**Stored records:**
━━━━━━
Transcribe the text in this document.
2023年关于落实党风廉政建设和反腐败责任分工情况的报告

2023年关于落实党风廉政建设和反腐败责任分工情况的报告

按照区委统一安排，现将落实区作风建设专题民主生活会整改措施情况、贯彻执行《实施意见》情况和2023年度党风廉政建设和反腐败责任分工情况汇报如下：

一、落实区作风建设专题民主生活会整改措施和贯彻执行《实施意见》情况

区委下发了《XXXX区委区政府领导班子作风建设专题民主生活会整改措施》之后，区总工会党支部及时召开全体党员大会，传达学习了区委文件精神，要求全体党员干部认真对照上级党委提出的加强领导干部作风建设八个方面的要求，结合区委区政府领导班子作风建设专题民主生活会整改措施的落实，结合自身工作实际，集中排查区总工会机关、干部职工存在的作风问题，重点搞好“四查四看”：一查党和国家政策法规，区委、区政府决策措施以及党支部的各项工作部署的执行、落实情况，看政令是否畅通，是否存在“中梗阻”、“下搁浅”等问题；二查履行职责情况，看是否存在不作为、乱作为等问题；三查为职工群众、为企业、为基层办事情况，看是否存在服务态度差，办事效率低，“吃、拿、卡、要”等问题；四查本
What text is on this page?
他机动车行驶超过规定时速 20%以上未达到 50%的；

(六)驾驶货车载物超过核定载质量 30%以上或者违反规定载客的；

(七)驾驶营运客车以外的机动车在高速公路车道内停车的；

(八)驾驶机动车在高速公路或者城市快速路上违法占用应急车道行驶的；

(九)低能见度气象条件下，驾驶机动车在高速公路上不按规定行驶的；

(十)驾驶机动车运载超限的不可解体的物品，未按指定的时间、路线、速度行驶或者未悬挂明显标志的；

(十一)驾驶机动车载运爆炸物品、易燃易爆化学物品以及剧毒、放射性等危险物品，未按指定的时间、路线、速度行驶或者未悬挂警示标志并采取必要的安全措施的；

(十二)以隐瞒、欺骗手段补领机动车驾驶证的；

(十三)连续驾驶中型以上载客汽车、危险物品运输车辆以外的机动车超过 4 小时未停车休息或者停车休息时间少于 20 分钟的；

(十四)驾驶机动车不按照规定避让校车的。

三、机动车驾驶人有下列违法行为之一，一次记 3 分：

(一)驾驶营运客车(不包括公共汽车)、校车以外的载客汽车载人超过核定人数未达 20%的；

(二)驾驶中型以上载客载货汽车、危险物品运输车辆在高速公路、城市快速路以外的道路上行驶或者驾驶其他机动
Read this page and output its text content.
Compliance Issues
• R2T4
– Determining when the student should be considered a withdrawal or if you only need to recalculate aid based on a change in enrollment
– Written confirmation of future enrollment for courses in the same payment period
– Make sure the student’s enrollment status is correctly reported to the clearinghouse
━━━━━━
**Exercise description:**
Your task is to output exactly the lines running from the one with "Read this page and output its text content." through the final line of the material above, with both ends included.

**Exercise solution:**
Read this page and output its text content.
Compliance Issues
• R2T4
– Determining when the student should be considered a withdrawal or if you only need to recalculate aid based on a change in enrollment
– Written confirmation of future enrollment for courses in the same payment period
– Make sure the student’s enrollment status is correctly reported to the clearinghouse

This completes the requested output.